• WRITTEN INSTRUCTION: Search the records for the word "Default" and pick out every line that has it.

• DATA EXTRACT:
-------------------------

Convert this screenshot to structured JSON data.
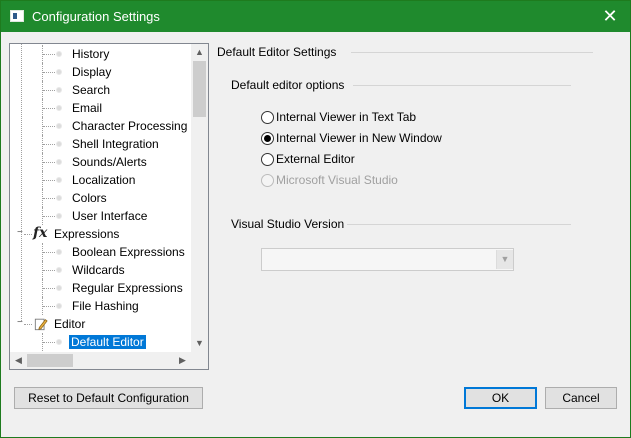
{
  "window": {
    "title": "Configuration Settings",
    "close_glyph": "✕",
    "accent_color": "#1f8a2d"
  },
  "tree": {
    "items": [
      {
        "label": "History",
        "type": "leaf"
      },
      {
        "label": "Display",
        "type": "leaf"
      },
      {
        "label": "Search",
        "type": "leaf"
      },
      {
        "label": "Email",
        "type": "leaf"
      },
      {
        "label": "Character Processing",
        "type": "leaf"
      },
      {
        "label": "Shell Integration",
        "type": "leaf"
      },
      {
        "label": "Sounds/Alerts",
        "type": "leaf"
      },
      {
        "label": "Localization",
        "type": "leaf"
      },
      {
        "label": "Colors",
        "type": "leaf"
      },
      {
        "label": "User Interface",
        "type": "leaf"
      },
      {
        "label": "Expressions",
        "type": "group",
        "icon": "fx-icon",
        "expander": "−"
      },
      {
        "label": "Boolean Expressions",
        "type": "leaf"
      },
      {
        "label": "Wildcards",
        "type": "leaf"
      },
      {
        "label": "Regular Expressions",
        "type": "leaf"
      },
      {
        "label": "File Hashing",
        "type": "leaf"
      },
      {
        "label": "Editor",
        "type": "group",
        "icon": "editor-icon",
        "expander": "−"
      },
      {
        "label": "Default Editor",
        "type": "leaf",
        "selected": true
      }
    ],
    "fx_glyph": "fx",
    "scroll_up_glyph": "▲",
    "scroll_down_glyph": "▼",
    "scroll_left_glyph": "◀",
    "scroll_right_glyph": "▶"
  },
  "panel": {
    "section_title": "Default Editor Settings",
    "options_group_title": "Default editor options",
    "radio_options": [
      {
        "label": "Internal Viewer in Text Tab",
        "checked": false,
        "disabled": false
      },
      {
        "label": "Internal Viewer in New Window",
        "checked": true,
        "disabled": false
      },
      {
        "label": "External Editor",
        "checked": false,
        "disabled": false
      },
      {
        "label": "Microsoft Visual Studio",
        "checked": false,
        "disabled": true
      }
    ],
    "vs_group_title": "Visual Studio Version",
    "vs_combo_value": "",
    "combo_arrow_glyph": "▼"
  },
  "buttons": {
    "reset": "Reset to Default Configuration",
    "ok": "OK",
    "cancel": "Cancel"
  }
}
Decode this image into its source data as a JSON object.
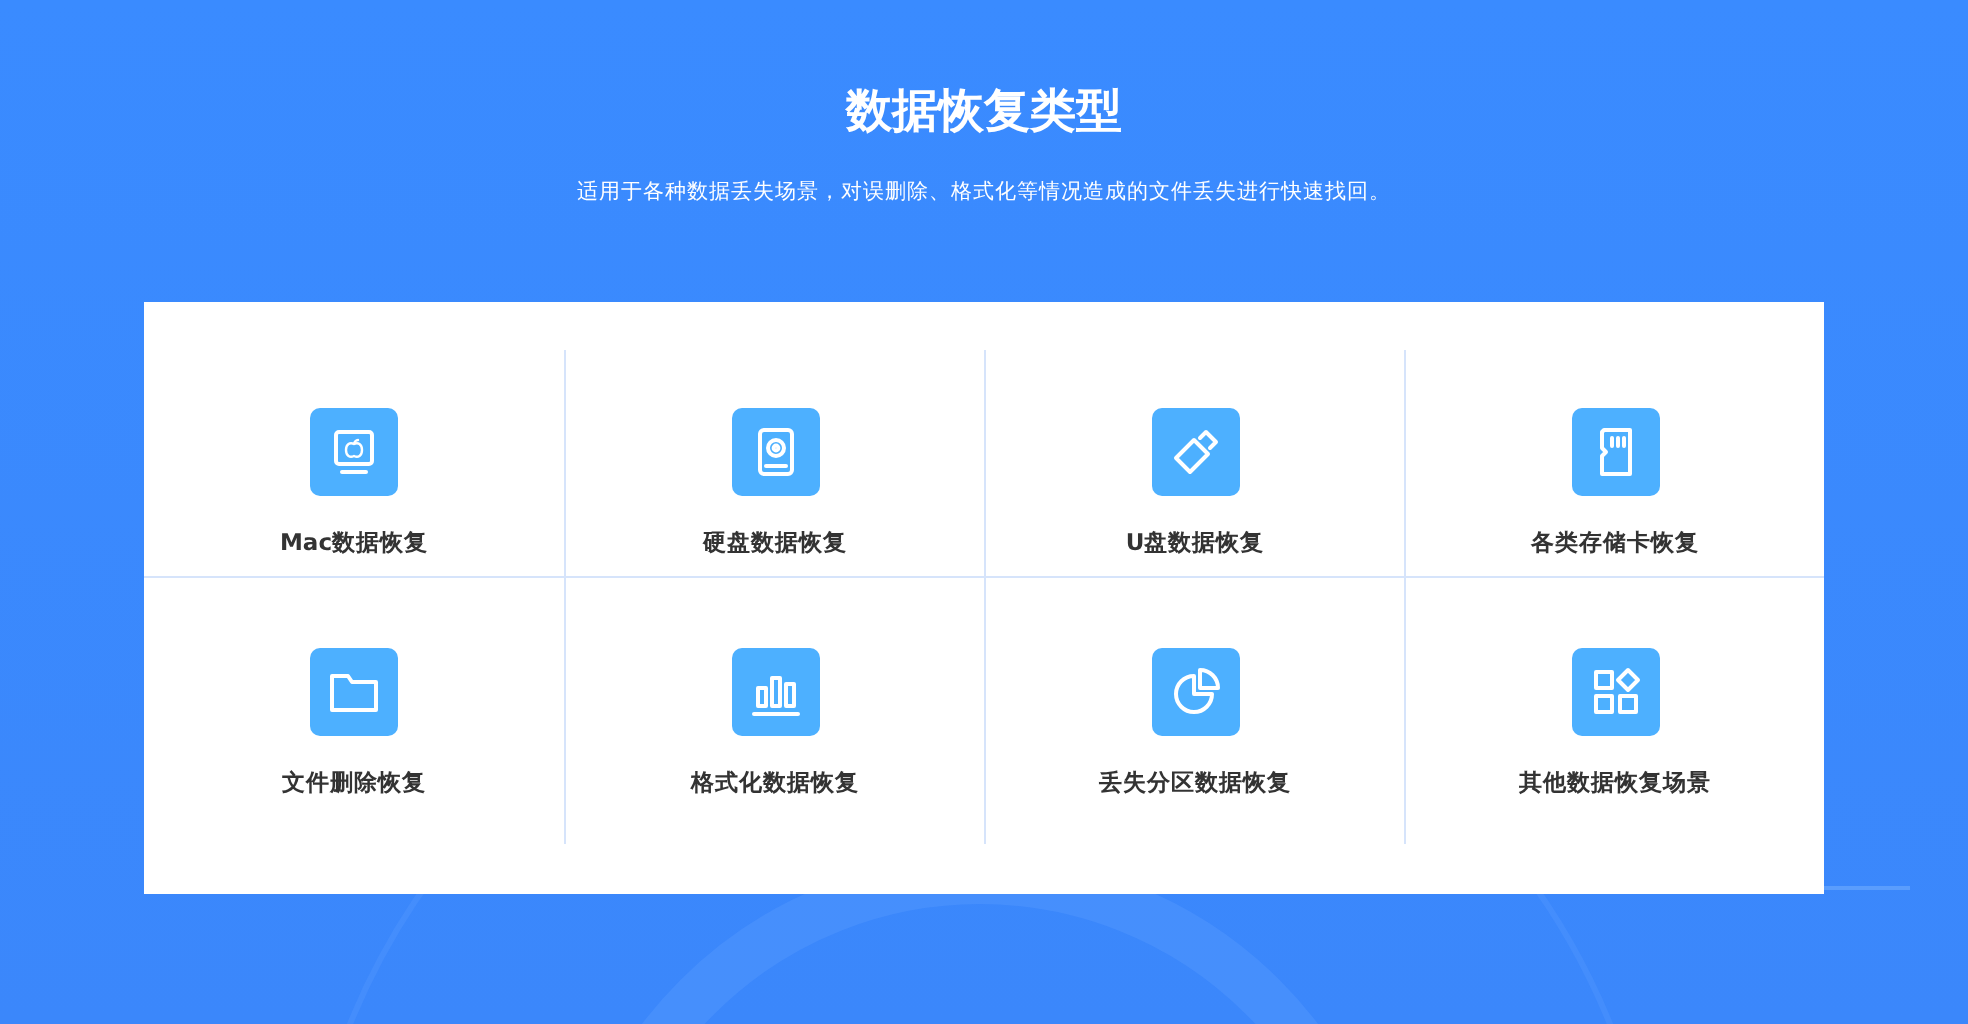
{
  "heading": {
    "title": "数据恢复类型",
    "subtitle": "适用于各种数据丢失场景，对误删除、格式化等情况造成的文件丢失进行快速找回。"
  },
  "types": [
    {
      "label": "Mac数据恢复"
    },
    {
      "label": "硬盘数据恢复"
    },
    {
      "label": "U盘数据恢复"
    },
    {
      "label": "各类存储卡恢复"
    },
    {
      "label": "文件删除恢复"
    },
    {
      "label": "格式化数据恢复"
    },
    {
      "label": "丢失分区数据恢复"
    },
    {
      "label": "其他数据恢复场景"
    }
  ]
}
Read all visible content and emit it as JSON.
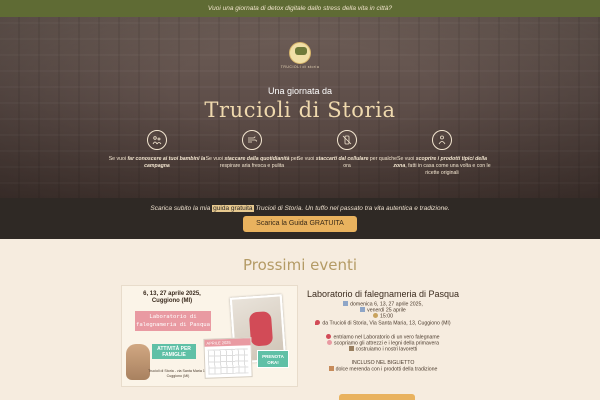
{
  "topbar": {
    "text": "Vuoi una giornata di detox digitale dallo stress della vita in città?"
  },
  "hero": {
    "logo_text": "TRUCIOLI di storia",
    "subtitle": "Una giornata da",
    "title": "Trucioli di Storia",
    "features": [
      {
        "icon": "family-icon",
        "text_a": "Se vuoi ",
        "text_em": "far conoscere ai tuoi bambini la campagna",
        "text_b": ""
      },
      {
        "icon": "fresh-air-icon",
        "text_a": "Se vuoi ",
        "text_em": "staccare dalla quotidianità",
        "text_b": " per respirare aria fresca e pulita"
      },
      {
        "icon": "phone-off-icon",
        "text_a": "Se vuoi ",
        "text_em": "staccarti dal cellulare",
        "text_b": " per qualche ora"
      },
      {
        "icon": "farm-products-icon",
        "text_a": "Se vuoi ",
        "text_em": "scoprire i prodotti tipici della zona",
        "text_b": ", fatti in casa come una volta e con le ricette originali"
      }
    ]
  },
  "download": {
    "text_before": "Scarica subito la mia ",
    "highlight": "guida gratuita",
    "text_after": " Trucioli di Storia. Un tuffo nel passato tra vita autentica e tradizione.",
    "button": "Scarica la Guida GRATUITA"
  },
  "events": {
    "section_title": "Prossimi eventi",
    "image": {
      "date": "6, 13, 27 aprile 2025,",
      "place": "Cuggiono (MI)",
      "banner": "Laboratorio di falegnameria di Pasqua",
      "calendar_month": "APRILE 2025",
      "tag": "ATTIVITÀ PER FAMIGLIE",
      "address": "Trucioli di Storia - via Santa Maria 13, Cuggiono (MI)",
      "badge": "PRENOTA ORA!"
    },
    "title": "Laboratorio di falegnameria di Pasqua",
    "dates": "domenica 6, 13, 27 aprile 2025,",
    "dates2": "venerdì 25 aprile",
    "time": "15:00",
    "location": "da Trucioli di Storia, Via Santa Maria, 13, Cuggiono (MI)",
    "item1": "entriamo nel Laboratorio di un vero falegname",
    "item2": "scopriamo gli attrezzi e i legni della primavera",
    "item3": "costruiamo i nostri lavoretti",
    "included_label": "INCLUSO NEL BIGLIETTO",
    "included_item": "dolce merenda con i prodotti della tradizione"
  },
  "colors": {
    "topbar": "#5f6b34",
    "accent": "#e9b25e",
    "section_title": "#b49b66",
    "pink": "#e99aa2",
    "green": "#5fc0a6"
  }
}
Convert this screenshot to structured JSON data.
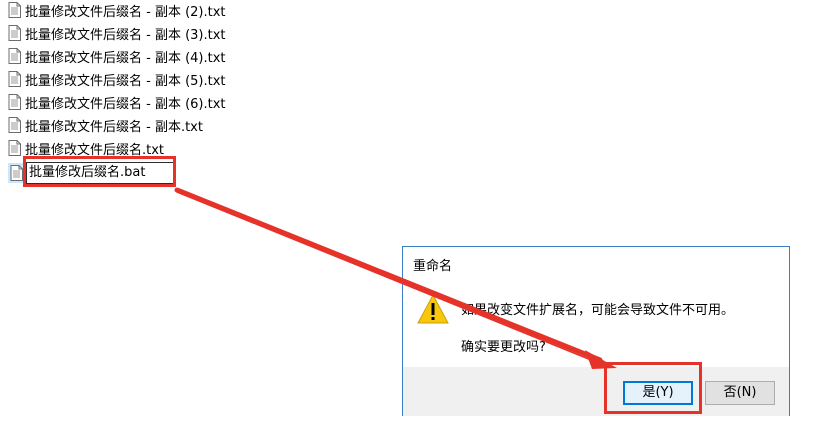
{
  "files": [
    {
      "name": "批量修改文件后缀名 - 副本 (2).txt"
    },
    {
      "name": "批量修改文件后缀名 - 副本 (3).txt"
    },
    {
      "name": "批量修改文件后缀名 - 副本 (4).txt"
    },
    {
      "name": "批量修改文件后缀名 - 副本 (5).txt"
    },
    {
      "name": "批量修改文件后缀名 - 副本 (6).txt"
    },
    {
      "name": "批量修改文件后缀名 - 副本.txt"
    },
    {
      "name": "批量修改文件后缀名.txt"
    }
  ],
  "rename": {
    "value": "批量修改后缀名.bat"
  },
  "dialog": {
    "title": "重命名",
    "message1": "如果改变文件扩展名，可能会导致文件不可用。",
    "message2": "确实要更改吗?",
    "yes_label": "是(Y)",
    "no_label": "否(N)"
  },
  "colors": {
    "highlight": "#e6332a",
    "dialog_border": "#3b7fc4",
    "primary_button_border": "#0078d7"
  }
}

-------------------------

• TASK OUTPUT:
        "label": "Default Editor",
    "section_title": "Default Editor Settings",
    "options_group_title": "Default editor options",
    "reset": "Reset to Default Configuration",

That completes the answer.